* [Task to complete]:
Looking through the listing, how many of its lines hold the word "JSON"? Answer with only the number.

* [Collected data entries]:
━━━━━━━━

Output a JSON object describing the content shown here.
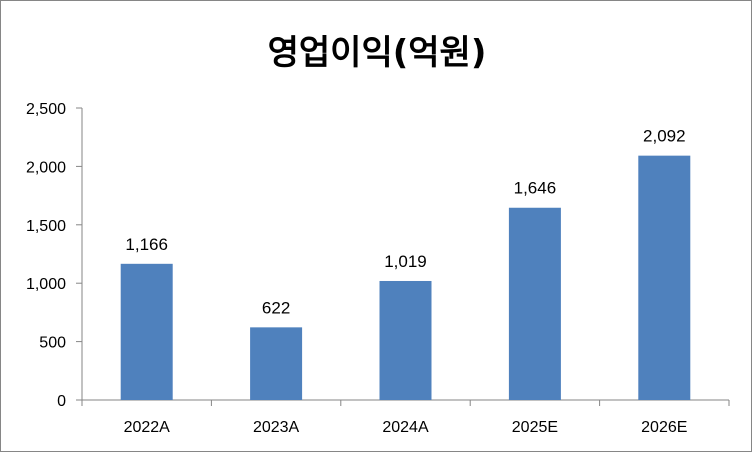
{
  "chart_data": {
    "type": "bar",
    "title": "영업이익(억원)",
    "categories": [
      "2022A",
      "2023A",
      "2024A",
      "2025E",
      "2026E"
    ],
    "values": [
      1166,
      622,
      1019,
      1646,
      2092
    ],
    "data_labels": [
      "1,166",
      "622",
      "1,019",
      "1,646",
      "2,092"
    ],
    "ylim": [
      0,
      2500
    ],
    "yticks": [
      0,
      500,
      1000,
      1500,
      2000,
      2500
    ],
    "ytick_labels": [
      "0",
      "500",
      "1,000",
      "1,500",
      "2,000",
      "2,500"
    ],
    "xlabel": "",
    "ylabel": "",
    "grid": false,
    "legend": "none",
    "bar_color": "#4F81BD"
  }
}
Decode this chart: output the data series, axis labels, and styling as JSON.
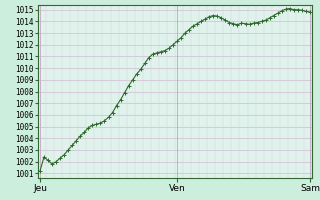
{
  "title": "",
  "x_labels": [
    "Jeu",
    "Ven",
    "Sam"
  ],
  "y_min": 1001,
  "y_max": 1015,
  "y_ticks": [
    1001,
    1002,
    1003,
    1004,
    1005,
    1006,
    1007,
    1008,
    1009,
    1010,
    1011,
    1012,
    1013,
    1014,
    1015
  ],
  "line_color": "#2d6a2d",
  "marker": "+",
  "bg_color": "#cceedd",
  "plot_bg_color": "#dff2ec",
  "grid_color": "#c8afc8",
  "grid_color_light": "#ddd0dd",
  "spine_color": "#336633",
  "pressure_values": [
    1001.2,
    1002.4,
    1002.1,
    1001.8,
    1002.0,
    1002.3,
    1002.6,
    1003.0,
    1003.4,
    1003.8,
    1004.2,
    1004.5,
    1004.9,
    1005.1,
    1005.2,
    1005.3,
    1005.5,
    1005.8,
    1006.2,
    1006.8,
    1007.3,
    1007.9,
    1008.5,
    1009.0,
    1009.5,
    1009.9,
    1010.4,
    1010.9,
    1011.2,
    1011.3,
    1011.4,
    1011.5,
    1011.7,
    1012.0,
    1012.3,
    1012.6,
    1013.0,
    1013.3,
    1013.6,
    1013.8,
    1014.0,
    1014.2,
    1014.4,
    1014.5,
    1014.45,
    1014.3,
    1014.1,
    1013.9,
    1013.8,
    1013.7,
    1013.85,
    1013.8,
    1013.75,
    1013.85,
    1013.9,
    1014.0,
    1014.1,
    1014.3,
    1014.5,
    1014.7,
    1014.9,
    1015.05,
    1015.1,
    1015.0,
    1015.0,
    1014.95,
    1014.85,
    1014.8
  ],
  "n_points": 68,
  "jeu_idx": 0,
  "ven_idx": 34,
  "sam_idx": 67
}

━━━━━━━━

* [Exercise answer]:
2